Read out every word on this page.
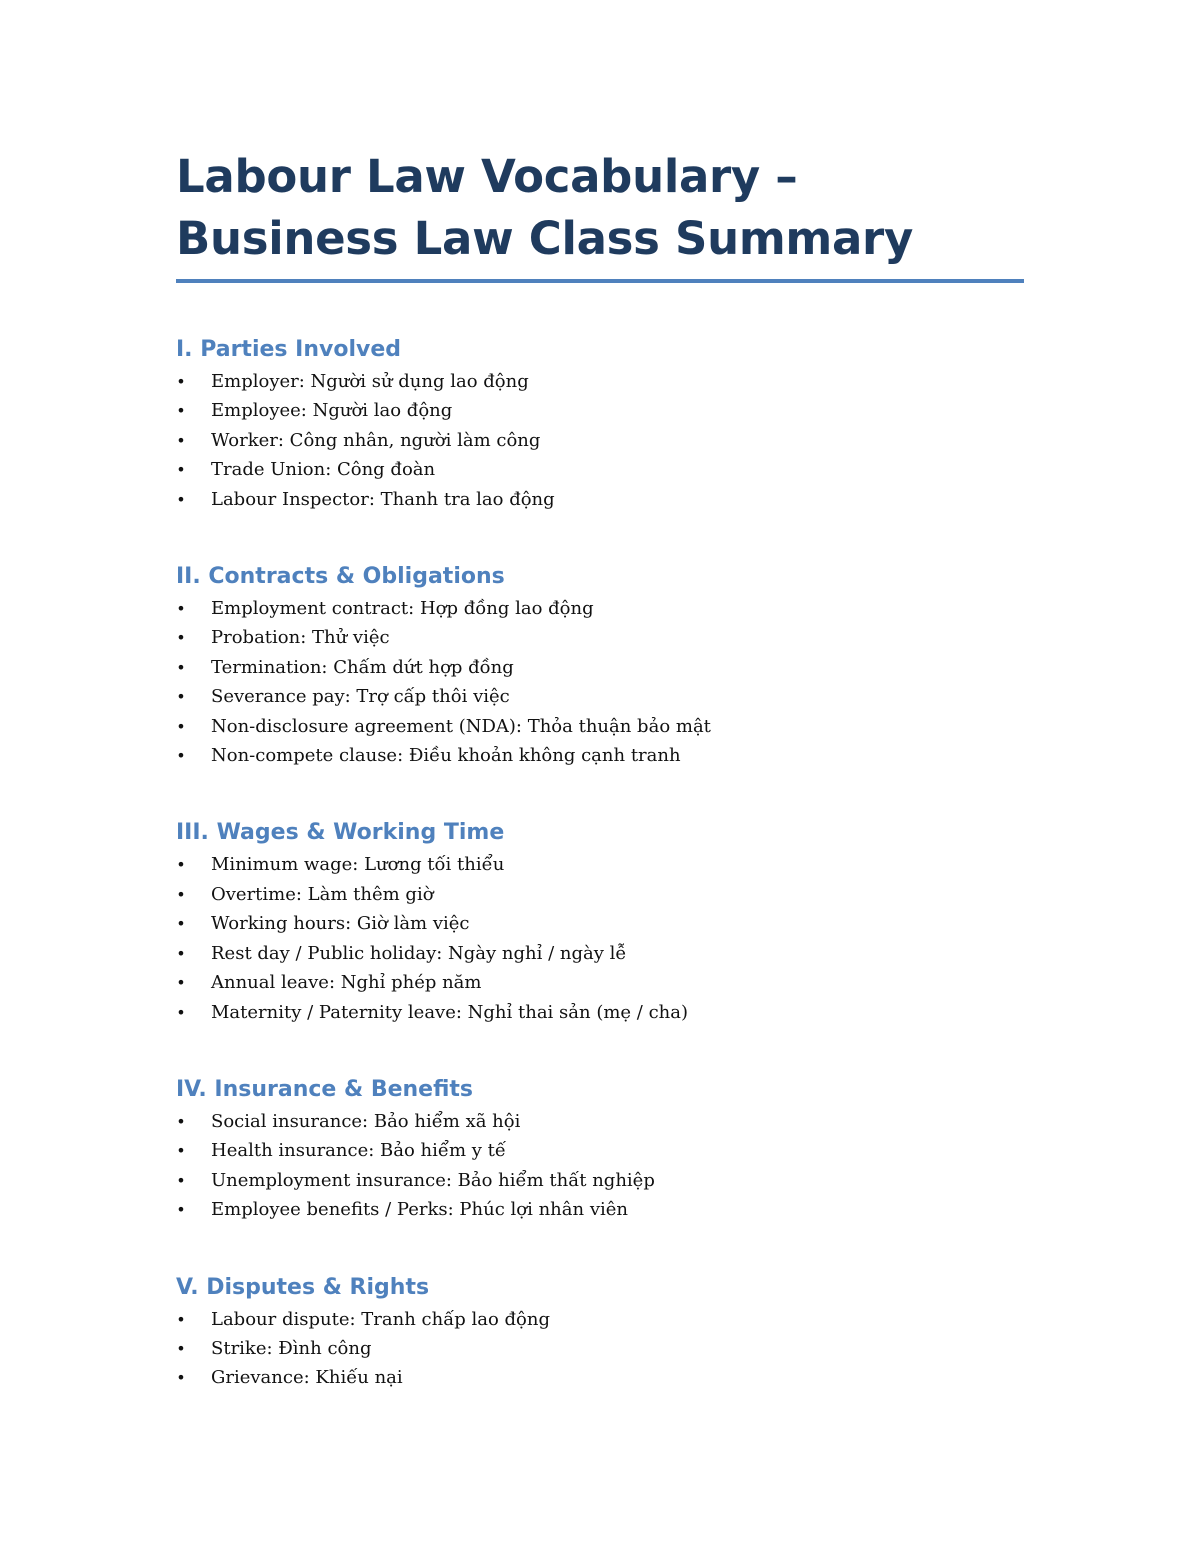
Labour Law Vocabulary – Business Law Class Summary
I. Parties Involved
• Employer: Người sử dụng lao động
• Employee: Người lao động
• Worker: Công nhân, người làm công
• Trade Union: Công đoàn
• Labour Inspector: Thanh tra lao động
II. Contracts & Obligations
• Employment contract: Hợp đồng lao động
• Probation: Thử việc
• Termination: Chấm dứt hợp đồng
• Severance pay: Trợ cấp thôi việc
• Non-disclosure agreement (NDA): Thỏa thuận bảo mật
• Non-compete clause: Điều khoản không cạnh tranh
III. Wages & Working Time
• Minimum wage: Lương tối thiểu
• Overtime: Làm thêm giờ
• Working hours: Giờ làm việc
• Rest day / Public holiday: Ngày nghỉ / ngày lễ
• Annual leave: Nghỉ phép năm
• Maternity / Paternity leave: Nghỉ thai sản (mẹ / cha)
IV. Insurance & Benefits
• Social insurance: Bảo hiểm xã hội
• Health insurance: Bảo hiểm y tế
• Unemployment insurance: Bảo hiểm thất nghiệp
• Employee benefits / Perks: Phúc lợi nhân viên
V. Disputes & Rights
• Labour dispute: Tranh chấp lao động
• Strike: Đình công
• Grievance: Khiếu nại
--
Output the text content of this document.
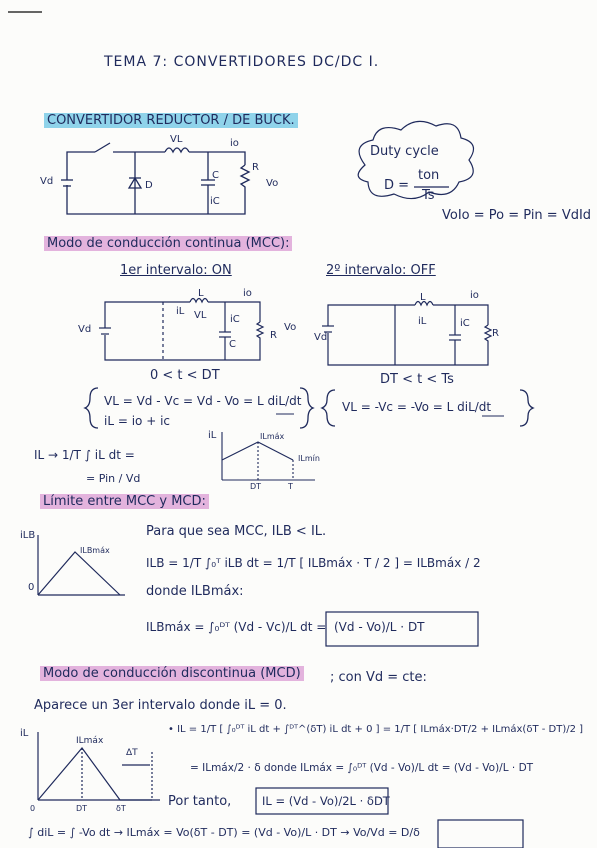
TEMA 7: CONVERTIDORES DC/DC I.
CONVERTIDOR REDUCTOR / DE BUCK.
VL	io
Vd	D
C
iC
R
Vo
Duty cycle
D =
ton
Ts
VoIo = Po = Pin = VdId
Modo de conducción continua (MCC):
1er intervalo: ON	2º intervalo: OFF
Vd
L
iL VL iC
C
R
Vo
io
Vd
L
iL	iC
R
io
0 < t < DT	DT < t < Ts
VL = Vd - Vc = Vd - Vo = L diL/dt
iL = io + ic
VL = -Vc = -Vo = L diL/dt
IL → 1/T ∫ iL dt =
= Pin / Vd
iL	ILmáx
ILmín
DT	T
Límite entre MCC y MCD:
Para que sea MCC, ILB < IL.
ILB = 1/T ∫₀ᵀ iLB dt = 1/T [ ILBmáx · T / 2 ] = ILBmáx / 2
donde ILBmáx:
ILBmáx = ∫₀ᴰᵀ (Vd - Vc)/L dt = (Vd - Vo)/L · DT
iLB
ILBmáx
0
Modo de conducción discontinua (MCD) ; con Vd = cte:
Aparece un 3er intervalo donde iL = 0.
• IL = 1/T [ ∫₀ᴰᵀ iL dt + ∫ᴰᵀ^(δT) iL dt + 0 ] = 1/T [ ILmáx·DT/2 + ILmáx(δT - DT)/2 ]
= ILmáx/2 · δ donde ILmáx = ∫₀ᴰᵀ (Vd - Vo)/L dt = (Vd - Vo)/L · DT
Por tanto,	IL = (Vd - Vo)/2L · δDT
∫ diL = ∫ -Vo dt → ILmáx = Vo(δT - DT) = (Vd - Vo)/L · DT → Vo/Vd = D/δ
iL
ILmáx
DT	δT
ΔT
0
--
Copy every line above in which the string "việc" shows up.

• Probation: Thử việc
• Severance pay: Trợ cấp thôi việc
• Working hours: Giờ làm việc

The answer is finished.